TASK INSTRUCTIONS: From the entries below, say how many lines carry the word "true", and give nothing but the number.

[Records about charts and figures]
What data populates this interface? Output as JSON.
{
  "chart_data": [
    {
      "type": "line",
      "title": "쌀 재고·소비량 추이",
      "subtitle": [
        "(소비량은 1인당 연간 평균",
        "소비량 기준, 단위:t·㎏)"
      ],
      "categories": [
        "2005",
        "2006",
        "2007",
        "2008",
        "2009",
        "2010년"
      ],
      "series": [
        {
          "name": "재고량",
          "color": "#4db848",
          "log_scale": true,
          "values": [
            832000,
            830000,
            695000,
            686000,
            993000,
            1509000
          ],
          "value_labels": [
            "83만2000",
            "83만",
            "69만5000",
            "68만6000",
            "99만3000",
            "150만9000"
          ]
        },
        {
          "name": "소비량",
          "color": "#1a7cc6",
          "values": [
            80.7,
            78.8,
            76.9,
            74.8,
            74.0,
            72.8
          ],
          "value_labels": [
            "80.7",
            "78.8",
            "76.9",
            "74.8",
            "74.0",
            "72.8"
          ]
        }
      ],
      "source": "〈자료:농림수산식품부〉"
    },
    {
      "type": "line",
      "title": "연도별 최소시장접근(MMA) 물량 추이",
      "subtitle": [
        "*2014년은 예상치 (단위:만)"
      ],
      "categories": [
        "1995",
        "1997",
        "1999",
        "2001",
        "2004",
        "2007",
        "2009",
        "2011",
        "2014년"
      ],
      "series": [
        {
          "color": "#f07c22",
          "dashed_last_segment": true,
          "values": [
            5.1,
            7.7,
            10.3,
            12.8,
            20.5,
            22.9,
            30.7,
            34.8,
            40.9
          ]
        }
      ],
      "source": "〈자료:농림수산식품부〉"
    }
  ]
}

TASK ANSWER: 2